* **GOAL OF THE EXERCISE**:
Write out all lines holding the word "xlabel".

----

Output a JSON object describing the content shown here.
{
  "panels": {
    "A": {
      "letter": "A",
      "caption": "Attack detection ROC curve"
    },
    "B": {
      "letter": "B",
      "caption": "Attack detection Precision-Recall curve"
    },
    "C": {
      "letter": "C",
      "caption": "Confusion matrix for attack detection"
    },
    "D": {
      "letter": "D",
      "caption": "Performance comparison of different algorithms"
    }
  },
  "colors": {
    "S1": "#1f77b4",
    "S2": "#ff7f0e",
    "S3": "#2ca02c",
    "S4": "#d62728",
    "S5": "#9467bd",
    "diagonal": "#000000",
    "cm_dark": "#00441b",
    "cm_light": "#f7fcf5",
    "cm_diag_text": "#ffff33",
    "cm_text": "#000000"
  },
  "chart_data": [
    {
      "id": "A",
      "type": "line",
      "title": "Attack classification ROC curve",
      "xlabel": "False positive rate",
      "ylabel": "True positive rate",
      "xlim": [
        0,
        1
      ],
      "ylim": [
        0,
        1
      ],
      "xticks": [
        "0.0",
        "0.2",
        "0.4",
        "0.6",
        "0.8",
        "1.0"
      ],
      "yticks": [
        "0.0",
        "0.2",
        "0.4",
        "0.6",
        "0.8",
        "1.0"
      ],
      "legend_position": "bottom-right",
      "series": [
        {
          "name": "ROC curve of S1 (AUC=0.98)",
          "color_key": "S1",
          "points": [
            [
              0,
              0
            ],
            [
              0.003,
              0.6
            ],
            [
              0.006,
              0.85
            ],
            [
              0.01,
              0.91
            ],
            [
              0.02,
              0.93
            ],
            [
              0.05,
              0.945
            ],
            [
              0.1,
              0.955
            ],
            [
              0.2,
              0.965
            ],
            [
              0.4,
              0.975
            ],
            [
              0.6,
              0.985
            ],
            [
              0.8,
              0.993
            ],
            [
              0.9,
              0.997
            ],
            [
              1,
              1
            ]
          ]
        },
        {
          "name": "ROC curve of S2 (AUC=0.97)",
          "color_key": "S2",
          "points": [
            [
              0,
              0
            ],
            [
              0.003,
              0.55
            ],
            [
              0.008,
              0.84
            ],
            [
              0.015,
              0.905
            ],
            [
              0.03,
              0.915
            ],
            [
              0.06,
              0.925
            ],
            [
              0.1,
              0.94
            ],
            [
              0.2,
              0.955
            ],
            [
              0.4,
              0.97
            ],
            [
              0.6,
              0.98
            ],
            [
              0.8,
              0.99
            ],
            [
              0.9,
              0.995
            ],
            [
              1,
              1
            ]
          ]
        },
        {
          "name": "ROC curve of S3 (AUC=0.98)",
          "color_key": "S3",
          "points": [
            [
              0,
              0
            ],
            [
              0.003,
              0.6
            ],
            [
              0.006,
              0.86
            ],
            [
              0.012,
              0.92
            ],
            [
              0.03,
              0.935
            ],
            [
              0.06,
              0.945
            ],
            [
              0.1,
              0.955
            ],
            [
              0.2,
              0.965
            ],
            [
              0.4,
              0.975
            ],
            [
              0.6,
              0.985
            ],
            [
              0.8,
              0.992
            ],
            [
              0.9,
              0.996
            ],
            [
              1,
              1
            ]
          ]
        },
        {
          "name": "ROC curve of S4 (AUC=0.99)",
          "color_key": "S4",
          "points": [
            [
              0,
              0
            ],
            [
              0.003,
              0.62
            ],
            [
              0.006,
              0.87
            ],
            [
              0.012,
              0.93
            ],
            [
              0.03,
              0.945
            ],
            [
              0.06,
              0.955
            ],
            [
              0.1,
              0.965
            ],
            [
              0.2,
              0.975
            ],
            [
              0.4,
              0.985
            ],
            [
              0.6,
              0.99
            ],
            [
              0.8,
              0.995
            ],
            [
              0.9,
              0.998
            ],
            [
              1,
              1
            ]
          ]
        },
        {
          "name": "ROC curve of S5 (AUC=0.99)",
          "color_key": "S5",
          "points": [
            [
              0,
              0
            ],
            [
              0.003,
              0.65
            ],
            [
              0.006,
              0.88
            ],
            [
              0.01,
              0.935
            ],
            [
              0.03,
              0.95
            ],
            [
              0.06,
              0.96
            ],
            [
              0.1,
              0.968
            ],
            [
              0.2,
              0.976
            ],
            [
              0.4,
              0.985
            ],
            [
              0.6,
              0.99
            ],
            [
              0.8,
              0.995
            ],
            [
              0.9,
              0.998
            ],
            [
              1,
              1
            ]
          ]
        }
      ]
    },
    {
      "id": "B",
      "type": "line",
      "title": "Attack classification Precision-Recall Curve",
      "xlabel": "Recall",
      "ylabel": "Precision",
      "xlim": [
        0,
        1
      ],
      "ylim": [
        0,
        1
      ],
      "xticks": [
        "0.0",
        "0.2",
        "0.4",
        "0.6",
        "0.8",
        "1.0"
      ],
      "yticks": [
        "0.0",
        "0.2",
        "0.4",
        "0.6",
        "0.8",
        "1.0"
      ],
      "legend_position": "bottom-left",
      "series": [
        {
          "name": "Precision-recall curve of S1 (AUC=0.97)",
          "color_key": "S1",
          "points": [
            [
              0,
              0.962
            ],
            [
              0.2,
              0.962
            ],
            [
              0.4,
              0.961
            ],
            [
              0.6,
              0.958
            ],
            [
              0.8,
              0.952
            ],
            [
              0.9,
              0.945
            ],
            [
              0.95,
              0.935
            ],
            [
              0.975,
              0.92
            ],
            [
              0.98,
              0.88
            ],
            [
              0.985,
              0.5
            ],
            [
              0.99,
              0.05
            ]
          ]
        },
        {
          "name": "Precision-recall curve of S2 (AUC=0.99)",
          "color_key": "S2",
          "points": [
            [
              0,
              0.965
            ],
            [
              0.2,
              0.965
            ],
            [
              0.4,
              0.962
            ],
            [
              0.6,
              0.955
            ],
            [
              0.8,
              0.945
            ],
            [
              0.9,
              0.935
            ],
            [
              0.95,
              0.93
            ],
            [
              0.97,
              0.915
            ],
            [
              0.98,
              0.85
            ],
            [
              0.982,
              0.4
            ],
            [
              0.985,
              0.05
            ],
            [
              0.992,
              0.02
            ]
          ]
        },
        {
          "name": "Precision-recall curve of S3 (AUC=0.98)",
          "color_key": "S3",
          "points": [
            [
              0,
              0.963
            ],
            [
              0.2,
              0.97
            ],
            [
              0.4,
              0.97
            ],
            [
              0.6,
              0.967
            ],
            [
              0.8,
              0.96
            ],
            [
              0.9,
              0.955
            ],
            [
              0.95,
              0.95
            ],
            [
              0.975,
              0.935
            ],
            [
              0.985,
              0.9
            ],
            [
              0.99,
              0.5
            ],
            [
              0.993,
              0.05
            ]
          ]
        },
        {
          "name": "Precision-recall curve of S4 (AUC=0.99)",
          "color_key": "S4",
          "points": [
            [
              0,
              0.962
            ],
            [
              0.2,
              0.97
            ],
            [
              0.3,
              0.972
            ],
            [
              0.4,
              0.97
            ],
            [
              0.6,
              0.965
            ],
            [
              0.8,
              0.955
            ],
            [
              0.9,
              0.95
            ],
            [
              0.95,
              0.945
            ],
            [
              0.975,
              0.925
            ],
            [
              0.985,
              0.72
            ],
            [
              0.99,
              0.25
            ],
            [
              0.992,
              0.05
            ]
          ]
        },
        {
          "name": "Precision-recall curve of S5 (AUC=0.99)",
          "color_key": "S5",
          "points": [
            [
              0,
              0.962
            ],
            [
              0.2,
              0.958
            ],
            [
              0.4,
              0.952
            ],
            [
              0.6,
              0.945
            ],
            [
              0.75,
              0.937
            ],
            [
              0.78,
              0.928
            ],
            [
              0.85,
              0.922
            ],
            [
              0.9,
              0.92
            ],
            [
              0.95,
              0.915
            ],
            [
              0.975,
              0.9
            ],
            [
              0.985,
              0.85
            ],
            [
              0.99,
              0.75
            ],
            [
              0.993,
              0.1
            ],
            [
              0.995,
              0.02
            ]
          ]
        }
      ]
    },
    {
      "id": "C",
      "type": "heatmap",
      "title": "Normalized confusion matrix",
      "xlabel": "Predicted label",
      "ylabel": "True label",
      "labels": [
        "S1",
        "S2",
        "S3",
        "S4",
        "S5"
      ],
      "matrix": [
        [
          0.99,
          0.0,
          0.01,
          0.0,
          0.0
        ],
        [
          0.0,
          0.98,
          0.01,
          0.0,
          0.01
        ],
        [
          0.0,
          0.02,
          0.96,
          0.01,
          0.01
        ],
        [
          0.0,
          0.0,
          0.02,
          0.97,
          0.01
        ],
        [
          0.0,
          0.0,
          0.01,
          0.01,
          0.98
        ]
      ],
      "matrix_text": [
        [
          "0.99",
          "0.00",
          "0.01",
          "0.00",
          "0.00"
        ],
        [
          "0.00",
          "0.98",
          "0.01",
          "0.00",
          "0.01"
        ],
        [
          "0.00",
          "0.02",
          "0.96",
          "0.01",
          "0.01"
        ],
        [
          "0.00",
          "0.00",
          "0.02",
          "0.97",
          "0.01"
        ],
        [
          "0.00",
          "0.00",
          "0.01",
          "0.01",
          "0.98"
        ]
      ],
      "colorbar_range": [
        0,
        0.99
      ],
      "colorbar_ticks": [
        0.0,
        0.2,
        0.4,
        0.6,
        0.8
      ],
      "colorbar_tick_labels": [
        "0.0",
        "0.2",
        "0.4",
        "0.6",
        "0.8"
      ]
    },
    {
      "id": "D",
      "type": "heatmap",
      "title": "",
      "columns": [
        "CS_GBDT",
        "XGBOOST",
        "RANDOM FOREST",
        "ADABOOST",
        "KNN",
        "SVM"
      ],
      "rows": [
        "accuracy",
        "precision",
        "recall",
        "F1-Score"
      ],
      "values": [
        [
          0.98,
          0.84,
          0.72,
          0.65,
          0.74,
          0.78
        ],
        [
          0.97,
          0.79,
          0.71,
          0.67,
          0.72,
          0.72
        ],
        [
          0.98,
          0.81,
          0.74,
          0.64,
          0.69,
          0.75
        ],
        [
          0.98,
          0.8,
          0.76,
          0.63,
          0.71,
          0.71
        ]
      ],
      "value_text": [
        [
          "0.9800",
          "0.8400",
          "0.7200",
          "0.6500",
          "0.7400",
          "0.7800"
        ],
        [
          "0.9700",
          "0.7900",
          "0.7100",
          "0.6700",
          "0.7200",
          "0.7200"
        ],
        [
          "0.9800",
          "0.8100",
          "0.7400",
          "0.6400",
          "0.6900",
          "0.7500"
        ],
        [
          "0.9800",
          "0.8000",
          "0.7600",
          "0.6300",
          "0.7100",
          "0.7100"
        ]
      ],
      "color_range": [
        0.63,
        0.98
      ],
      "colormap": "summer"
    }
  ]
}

----

* **RESPONSE TO THE TASK**:
      "xlabel": "False positive rate",
      "xlabel": "Recall",
      "xlabel": "Predicted label",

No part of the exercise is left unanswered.